◆ Job ◆
In the data below, locate each line with the word "rating" and list it.

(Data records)
● ● ● ● ● ● ●

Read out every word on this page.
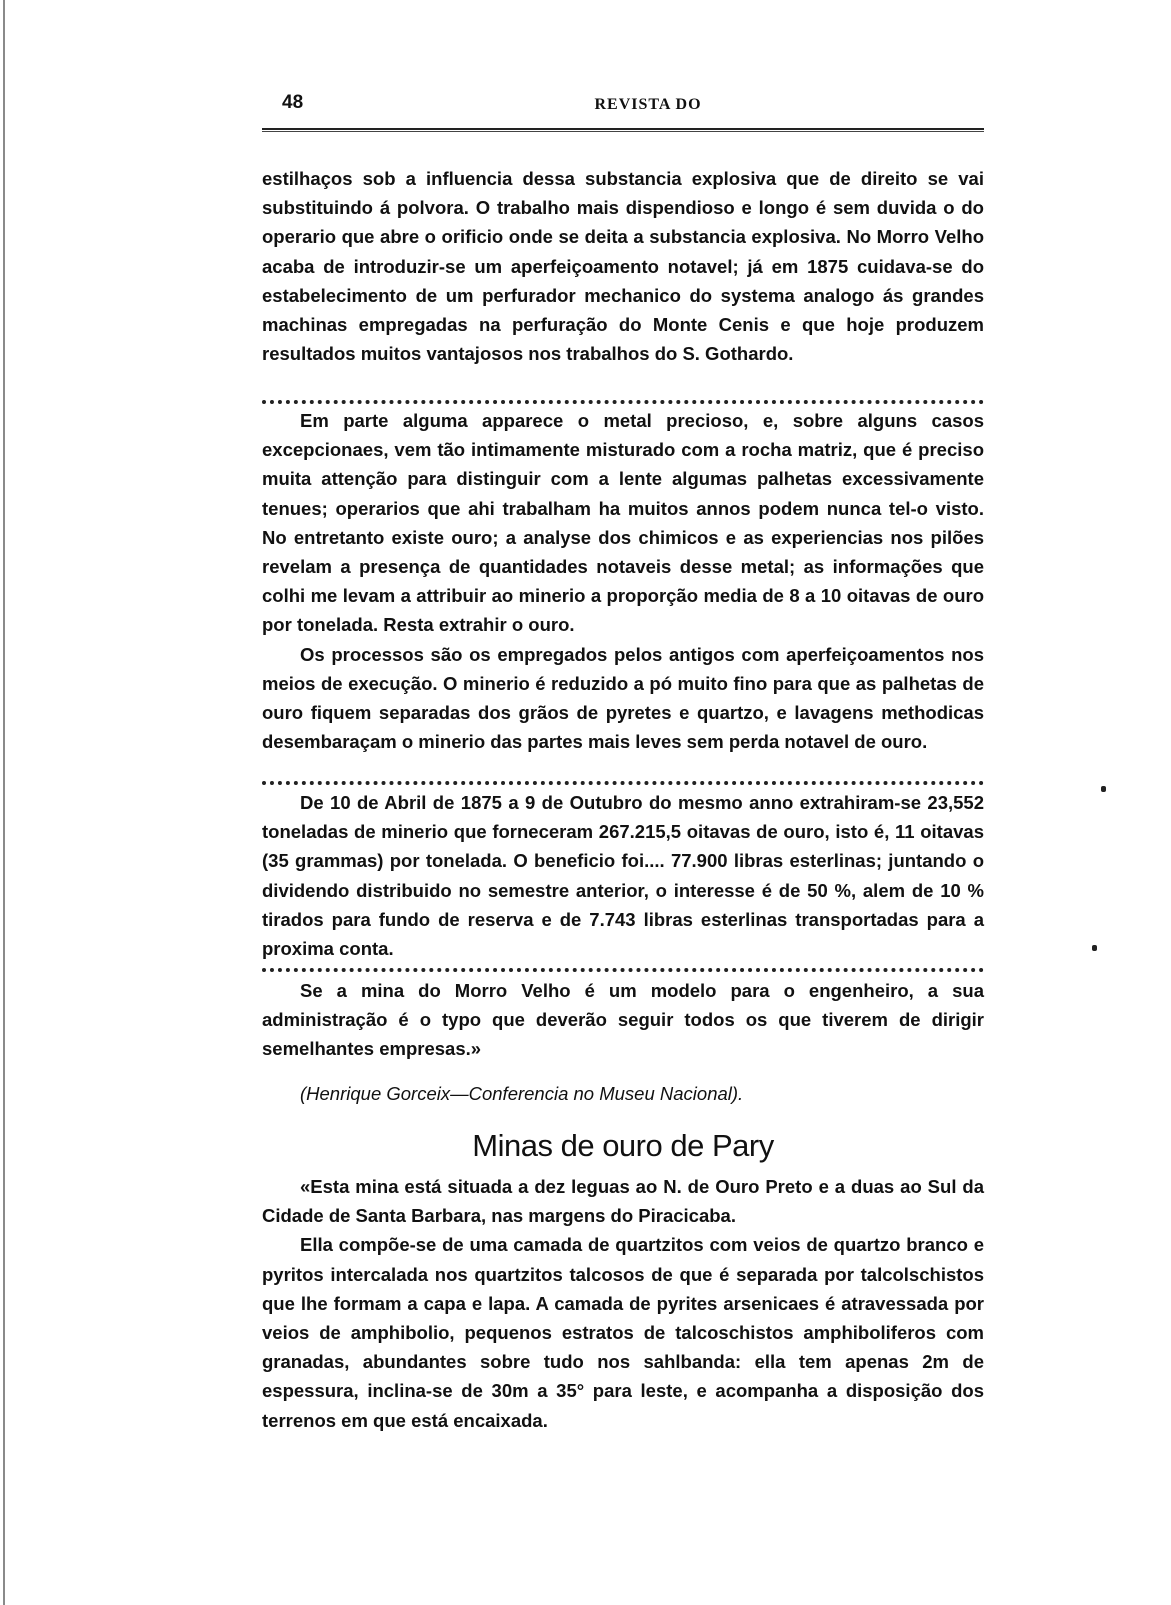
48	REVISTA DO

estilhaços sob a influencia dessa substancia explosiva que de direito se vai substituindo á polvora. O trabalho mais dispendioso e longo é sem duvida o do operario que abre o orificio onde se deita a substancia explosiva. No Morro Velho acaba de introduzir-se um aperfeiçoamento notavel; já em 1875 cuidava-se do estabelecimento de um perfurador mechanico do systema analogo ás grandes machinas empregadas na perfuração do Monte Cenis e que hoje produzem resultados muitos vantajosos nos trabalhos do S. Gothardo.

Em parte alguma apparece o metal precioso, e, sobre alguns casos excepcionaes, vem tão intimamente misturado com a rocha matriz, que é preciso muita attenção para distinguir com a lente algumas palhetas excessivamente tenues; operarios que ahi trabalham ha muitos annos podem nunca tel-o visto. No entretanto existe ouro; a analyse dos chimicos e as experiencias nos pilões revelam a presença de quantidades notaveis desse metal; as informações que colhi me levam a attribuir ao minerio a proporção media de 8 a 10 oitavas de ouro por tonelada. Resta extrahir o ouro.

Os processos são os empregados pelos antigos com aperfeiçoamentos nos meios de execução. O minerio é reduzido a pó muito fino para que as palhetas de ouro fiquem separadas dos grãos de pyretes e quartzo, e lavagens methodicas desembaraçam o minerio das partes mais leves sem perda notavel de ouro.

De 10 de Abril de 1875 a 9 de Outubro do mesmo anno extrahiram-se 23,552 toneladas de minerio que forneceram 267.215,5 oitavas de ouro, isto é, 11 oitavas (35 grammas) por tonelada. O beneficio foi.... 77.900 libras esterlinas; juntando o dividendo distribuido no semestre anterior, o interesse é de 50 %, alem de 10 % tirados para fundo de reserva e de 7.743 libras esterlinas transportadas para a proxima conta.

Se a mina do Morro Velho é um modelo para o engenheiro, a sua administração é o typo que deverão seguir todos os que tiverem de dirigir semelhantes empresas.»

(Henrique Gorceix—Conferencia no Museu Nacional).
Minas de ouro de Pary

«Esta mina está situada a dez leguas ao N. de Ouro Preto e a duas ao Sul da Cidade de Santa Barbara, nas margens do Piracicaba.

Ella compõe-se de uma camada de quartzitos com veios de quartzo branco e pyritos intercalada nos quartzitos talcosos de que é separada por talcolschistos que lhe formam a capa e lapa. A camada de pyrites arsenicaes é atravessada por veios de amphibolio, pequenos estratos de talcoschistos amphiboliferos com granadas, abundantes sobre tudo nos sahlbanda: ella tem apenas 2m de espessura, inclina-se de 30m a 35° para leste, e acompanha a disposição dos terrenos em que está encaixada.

● ● ● ● ● ● ●

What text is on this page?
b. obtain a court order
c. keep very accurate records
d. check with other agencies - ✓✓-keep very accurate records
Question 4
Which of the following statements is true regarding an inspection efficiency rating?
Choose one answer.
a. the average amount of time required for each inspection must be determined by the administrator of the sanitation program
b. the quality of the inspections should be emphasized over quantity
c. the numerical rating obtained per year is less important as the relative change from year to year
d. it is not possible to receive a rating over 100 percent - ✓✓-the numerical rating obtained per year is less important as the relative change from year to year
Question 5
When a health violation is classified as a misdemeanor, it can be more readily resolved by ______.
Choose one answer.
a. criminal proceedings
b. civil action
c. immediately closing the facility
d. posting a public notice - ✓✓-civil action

● ● ● ● ● ● ●

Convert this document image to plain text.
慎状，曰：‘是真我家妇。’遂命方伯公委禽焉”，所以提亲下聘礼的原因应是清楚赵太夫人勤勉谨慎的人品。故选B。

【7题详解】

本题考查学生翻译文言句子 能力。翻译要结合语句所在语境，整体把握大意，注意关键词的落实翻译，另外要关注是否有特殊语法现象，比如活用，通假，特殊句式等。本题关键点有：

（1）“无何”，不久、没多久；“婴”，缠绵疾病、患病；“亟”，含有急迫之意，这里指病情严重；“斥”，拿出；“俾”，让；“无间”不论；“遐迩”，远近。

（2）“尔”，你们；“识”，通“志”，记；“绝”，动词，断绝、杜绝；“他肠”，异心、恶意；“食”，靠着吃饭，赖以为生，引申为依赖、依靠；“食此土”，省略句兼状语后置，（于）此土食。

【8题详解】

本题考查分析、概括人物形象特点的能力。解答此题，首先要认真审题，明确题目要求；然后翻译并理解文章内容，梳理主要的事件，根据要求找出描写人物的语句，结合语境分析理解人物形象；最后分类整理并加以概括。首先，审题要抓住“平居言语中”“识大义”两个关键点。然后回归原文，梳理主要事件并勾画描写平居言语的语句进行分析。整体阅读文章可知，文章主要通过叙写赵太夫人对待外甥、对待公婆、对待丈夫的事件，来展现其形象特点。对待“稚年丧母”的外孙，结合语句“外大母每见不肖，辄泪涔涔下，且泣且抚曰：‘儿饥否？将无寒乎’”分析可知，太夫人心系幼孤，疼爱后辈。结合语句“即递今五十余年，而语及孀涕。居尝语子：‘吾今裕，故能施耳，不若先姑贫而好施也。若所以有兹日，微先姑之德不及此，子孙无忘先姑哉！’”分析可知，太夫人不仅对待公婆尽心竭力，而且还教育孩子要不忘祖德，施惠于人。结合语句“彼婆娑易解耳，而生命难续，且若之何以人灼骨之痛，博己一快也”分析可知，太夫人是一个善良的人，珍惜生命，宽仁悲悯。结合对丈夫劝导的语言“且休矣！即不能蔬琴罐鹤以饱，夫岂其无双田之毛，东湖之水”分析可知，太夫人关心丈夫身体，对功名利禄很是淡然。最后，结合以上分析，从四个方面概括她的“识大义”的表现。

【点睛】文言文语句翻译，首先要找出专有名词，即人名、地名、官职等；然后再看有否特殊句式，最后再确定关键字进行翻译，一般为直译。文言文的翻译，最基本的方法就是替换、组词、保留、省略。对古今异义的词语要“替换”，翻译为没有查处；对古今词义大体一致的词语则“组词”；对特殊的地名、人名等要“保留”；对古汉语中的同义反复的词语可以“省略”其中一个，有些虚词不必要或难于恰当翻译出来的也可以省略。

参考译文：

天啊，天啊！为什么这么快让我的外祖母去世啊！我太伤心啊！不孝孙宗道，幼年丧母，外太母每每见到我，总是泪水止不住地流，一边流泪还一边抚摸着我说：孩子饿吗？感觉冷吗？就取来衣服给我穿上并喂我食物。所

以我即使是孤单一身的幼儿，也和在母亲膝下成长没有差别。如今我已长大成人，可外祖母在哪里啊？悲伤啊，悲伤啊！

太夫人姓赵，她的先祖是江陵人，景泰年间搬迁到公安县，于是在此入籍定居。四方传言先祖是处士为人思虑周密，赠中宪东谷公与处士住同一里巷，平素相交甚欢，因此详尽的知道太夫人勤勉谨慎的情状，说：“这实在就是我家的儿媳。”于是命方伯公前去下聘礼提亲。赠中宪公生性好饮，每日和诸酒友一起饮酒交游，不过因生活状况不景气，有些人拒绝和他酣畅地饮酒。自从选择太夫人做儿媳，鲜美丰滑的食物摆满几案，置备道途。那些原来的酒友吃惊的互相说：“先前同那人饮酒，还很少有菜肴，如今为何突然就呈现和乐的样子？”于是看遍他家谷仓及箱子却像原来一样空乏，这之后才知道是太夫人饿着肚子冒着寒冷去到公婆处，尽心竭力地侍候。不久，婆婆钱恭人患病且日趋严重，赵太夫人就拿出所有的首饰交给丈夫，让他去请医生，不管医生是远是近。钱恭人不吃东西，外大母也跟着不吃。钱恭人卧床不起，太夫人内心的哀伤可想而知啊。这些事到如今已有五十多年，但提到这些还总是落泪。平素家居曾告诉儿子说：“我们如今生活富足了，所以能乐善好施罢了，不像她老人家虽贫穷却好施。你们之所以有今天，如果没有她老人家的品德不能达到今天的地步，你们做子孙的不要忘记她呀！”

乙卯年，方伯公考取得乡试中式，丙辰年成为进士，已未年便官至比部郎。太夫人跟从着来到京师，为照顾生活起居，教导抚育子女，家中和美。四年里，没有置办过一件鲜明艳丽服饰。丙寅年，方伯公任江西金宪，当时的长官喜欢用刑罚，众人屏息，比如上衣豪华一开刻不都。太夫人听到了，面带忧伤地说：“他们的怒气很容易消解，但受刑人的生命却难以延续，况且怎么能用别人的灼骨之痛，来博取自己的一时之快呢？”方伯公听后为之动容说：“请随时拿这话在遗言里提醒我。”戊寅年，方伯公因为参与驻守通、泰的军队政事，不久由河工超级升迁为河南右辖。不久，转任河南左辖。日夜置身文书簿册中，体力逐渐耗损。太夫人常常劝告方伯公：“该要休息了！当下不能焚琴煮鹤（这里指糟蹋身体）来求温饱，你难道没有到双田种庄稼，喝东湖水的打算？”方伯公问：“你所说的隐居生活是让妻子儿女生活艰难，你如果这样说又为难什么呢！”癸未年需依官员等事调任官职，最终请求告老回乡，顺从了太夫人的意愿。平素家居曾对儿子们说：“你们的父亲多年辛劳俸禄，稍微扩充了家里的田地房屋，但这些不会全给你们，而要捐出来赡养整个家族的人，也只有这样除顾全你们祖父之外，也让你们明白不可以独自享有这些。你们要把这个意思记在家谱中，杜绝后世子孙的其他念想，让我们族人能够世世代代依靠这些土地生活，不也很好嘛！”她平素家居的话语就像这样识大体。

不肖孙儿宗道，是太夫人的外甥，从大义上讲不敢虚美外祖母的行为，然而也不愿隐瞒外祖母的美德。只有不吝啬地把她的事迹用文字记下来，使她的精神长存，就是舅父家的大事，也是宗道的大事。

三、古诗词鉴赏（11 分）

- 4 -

● ● ● ● ● ● ●

◆ Answer below ◆
Which of the following statements is true regarding an inspection efficiency rating?
c. the numerical rating obtained per year is less important as the relative change from year to year
d. it is not possible to receive a rating over 100 percent - ✓✓-the numerical rating obtained per year is less important as the relative change from year to year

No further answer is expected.